## [To do]
Reproduce all the entries exactly.

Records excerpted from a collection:
(begin)

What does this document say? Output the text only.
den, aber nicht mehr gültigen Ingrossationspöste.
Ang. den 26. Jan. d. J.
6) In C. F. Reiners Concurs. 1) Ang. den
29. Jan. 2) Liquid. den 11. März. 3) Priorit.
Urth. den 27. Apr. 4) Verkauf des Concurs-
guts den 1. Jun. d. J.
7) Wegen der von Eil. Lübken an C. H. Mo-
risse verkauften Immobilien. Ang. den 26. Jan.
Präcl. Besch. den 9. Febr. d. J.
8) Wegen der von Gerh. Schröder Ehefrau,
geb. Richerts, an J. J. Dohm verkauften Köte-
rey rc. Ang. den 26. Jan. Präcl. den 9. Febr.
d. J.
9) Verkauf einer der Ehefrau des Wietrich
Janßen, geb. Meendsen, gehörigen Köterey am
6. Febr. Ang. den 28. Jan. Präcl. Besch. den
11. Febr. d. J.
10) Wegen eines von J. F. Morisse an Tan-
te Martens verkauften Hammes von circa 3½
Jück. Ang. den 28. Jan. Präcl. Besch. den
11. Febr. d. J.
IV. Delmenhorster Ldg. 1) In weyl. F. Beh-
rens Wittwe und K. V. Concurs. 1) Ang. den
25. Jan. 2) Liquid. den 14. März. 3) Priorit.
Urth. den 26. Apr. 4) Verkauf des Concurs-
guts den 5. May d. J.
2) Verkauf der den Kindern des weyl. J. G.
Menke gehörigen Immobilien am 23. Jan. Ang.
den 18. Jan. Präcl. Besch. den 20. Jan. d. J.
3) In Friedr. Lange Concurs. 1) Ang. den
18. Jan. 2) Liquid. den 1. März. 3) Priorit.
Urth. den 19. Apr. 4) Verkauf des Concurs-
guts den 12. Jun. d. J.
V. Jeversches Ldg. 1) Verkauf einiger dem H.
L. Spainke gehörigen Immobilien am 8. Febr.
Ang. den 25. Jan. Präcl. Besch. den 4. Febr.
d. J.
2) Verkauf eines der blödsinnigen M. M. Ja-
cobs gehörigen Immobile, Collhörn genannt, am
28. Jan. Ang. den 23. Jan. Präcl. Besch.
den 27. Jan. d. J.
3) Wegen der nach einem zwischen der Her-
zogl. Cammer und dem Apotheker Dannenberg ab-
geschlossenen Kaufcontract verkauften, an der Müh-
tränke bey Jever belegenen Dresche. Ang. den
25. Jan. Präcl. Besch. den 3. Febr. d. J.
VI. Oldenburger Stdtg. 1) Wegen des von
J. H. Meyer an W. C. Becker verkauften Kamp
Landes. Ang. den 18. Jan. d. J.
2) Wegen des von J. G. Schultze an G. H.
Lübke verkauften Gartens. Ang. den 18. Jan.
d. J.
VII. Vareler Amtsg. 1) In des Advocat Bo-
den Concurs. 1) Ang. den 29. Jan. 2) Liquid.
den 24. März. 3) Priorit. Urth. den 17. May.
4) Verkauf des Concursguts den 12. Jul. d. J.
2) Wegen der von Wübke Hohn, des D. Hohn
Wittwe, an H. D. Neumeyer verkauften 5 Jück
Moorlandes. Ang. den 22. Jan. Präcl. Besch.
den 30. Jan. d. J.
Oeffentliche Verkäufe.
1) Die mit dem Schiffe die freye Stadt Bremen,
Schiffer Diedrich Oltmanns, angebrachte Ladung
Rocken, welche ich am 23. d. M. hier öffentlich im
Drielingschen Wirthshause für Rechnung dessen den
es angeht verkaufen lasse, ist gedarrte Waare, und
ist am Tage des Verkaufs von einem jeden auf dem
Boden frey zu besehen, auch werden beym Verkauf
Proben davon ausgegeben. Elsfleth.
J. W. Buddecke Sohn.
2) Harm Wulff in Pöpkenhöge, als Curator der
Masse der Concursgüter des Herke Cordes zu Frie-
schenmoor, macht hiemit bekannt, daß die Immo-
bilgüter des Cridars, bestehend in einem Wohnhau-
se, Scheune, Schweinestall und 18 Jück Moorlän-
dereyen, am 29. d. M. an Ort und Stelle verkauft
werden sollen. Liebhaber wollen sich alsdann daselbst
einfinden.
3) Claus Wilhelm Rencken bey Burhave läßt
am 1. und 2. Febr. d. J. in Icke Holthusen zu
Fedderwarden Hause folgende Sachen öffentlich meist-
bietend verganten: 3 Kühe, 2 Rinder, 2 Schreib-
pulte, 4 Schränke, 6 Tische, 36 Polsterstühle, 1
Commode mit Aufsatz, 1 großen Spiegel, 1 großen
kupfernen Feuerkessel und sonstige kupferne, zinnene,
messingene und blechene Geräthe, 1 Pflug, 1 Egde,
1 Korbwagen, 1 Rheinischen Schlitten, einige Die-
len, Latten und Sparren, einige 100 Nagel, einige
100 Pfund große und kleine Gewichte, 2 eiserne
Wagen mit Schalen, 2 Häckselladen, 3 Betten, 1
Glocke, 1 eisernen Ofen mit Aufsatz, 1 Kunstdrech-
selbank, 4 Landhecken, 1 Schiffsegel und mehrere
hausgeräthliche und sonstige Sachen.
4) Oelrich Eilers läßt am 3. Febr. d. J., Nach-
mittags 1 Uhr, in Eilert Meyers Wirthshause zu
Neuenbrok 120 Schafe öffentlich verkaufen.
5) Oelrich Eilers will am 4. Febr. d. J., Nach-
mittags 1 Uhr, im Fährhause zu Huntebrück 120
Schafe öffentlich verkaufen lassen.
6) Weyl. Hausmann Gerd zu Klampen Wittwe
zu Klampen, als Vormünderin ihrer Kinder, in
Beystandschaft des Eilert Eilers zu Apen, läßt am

(end)

## [Written response]
What does this document say? Output the text only.
den, aber nicht mehr gültigen Ingrossationspöste.
Ang. den 26. Jan. d. J.
6) In C. F. Reiners Concurs. 1) Ang. den
29. Jan. 2) Liquid. den 11. März. 3) Priorit.
Urth. den 27. Apr. 4) Verkauf des Concurs-
guts den 1. Jun. d. J.
7) Wegen der von Eil. Lübken an C. H. Mo-
risse verkauften Immobilien. Ang. den 26. Jan.
Präcl. Besch. den 9. Febr. d. J.
8) Wegen der von Gerh. Schröder Ehefrau,
geb. Richerts, an J. J. Dohm verkauften Köte-
rey rc. Ang. den 26. Jan. Präcl. den 9. Febr.
d. J.
9) Verkauf einer der Ehefrau des Wietrich
Janßen, geb. Meendsen, gehörigen Köterey am
6. Febr. Ang. den 28. Jan. Präcl. Besch. den
11. Febr. d. J.
10) Wegen eines von J. F. Morisse an Tan-
te Martens verkauften Hammes von circa 3½
Jück. Ang. den 28. Jan. Präcl. Besch. den
11. Febr. d. J.
IV. Delmenhorster Ldg. 1) In weyl. F. Beh-
rens Wittwe und K. V. Concurs. 1) Ang. den
25. Jan. 2) Liquid. den 14. März. 3) Priorit.
Urth. den 26. Apr. 4) Verkauf des Concurs-
guts den 5. May d. J.
2) Verkauf der den Kindern des weyl. J. G.
Menke gehörigen Immobilien am 23. Jan. Ang.
den 18. Jan. Präcl. Besch. den 20. Jan. d. J.
3) In Friedr. Lange Concurs. 1) Ang. den
18. Jan. 2) Liquid. den 1. März. 3) Priorit.
Urth. den 19. Apr. 4) Verkauf des Concurs-
guts den 12. Jun. d. J.
V. Jeversches Ldg. 1) Verkauf einiger dem H.
L. Spainke gehörigen Immobilien am 8. Febr.
Ang. den 25. Jan. Präcl. Besch. den 4. Febr.
d. J.
2) Verkauf eines der blödsinnigen M. M. Ja-
cobs gehörigen Immobile, Collhörn genannt, am
28. Jan. Ang. den 23. Jan. Präcl. Besch.
den 27. Jan. d. J.
3) Wegen der nach einem zwischen der Her-
zogl. Cammer und dem Apotheker Dannenberg ab-
geschlossenen Kaufcontract verkauften, an der Müh-
tränke bey Jever belegenen Dresche. Ang. den
25. Jan. Präcl. Besch. den 3. Febr. d. J.
VI. Oldenburger Stdtg. 1) Wegen des von
J. H. Meyer an W. C. Becker verkauften Kamp
Landes. Ang. den 18. Jan. d. J.
2) Wegen des von J. G. Schultze an G. H.
Lübke verkauften Gartens. Ang. den 18. Jan.
d. J.
VII. Vareler Amtsg. 1) In des Advocat Bo-
den Concurs. 1) Ang. den 29. Jan. 2) Liquid.
den 24. März. 3) Priorit. Urth. den 17. May.
4) Verkauf des Concursguts den 12. Jul. d. J.
2) Wegen der von Wübke Hohn, des D. Hohn
Wittwe, an H. D. Neumeyer verkauften 5 Jück
Moorlandes. Ang. den 22. Jan. Präcl. Besch.
den 30. Jan. d. J.
Oeffentliche Verkäufe.
1) Die mit dem Schiffe die freye Stadt Bremen,
Schiffer Diedrich Oltmanns, angebrachte Ladung
Rocken, welche ich am 23. d. M. hier öffentlich im
Drielingschen Wirthshause für Rechnung dessen den
es angeht verkaufen lasse, ist gedarrte Waare, und
ist am Tage des Verkaufs von einem jeden auf dem
Boden frey zu besehen, auch werden beym Verkauf
Proben davon ausgegeben. Elsfleth.
J. W. Buddecke Sohn.
2) Harm Wulff in Pöpkenhöge, als Curator der
Masse der Concursgüter des Herke Cordes zu Frie-
schenmoor, macht hiemit bekannt, daß die Immo-
bilgüter des Cridars, bestehend in einem Wohnhau-
se, Scheune, Schweinestall und 18 Jück Moorlän-
dereyen, am 29. d. M. an Ort und Stelle verkauft
werden sollen. Liebhaber wollen sich alsdann daselbst
einfinden.
3) Claus Wilhelm Rencken bey Burhave läßt
am 1. und 2. Febr. d. J. in Icke Holthusen zu
Fedderwarden Hause folgende Sachen öffentlich meist-
bietend verganten: 3 Kühe, 2 Rinder, 2 Schreib-
pulte, 4 Schränke, 6 Tische, 36 Polsterstühle, 1
Commode mit Aufsatz, 1 großen Spiegel, 1 großen
kupfernen Feuerkessel und sonstige kupferne, zinnene,
messingene und blechene Geräthe, 1 Pflug, 1 Egde,
1 Korbwagen, 1 Rheinischen Schlitten, einige Die-
len, Latten und Sparren, einige 100 Nagel, einige
100 Pfund große und kleine Gewichte, 2 eiserne
Wagen mit Schalen, 2 Häckselladen, 3 Betten, 1
Glocke, 1 eisernen Ofen mit Aufsatz, 1 Kunstdrech-
selbank, 4 Landhecken, 1 Schiffsegel und mehrere
hausgeräthliche und sonstige Sachen.
4) Oelrich Eilers läßt am 3. Febr. d. J., Nach-
mittags 1 Uhr, in Eilert Meyers Wirthshause zu
Neuenbrok 120 Schafe öffentlich verkaufen.
5) Oelrich Eilers will am 4. Febr. d. J., Nach-
mittags 1 Uhr, im Fährhause zu Huntebrück 120
Schafe öffentlich verkaufen lassen.
6) Weyl. Hausmann Gerd zu Klampen Wittwe
zu Klampen, als Vormünderin ihrer Kinder, in
Beystandschaft des Eilert Eilers zu Apen, läßt am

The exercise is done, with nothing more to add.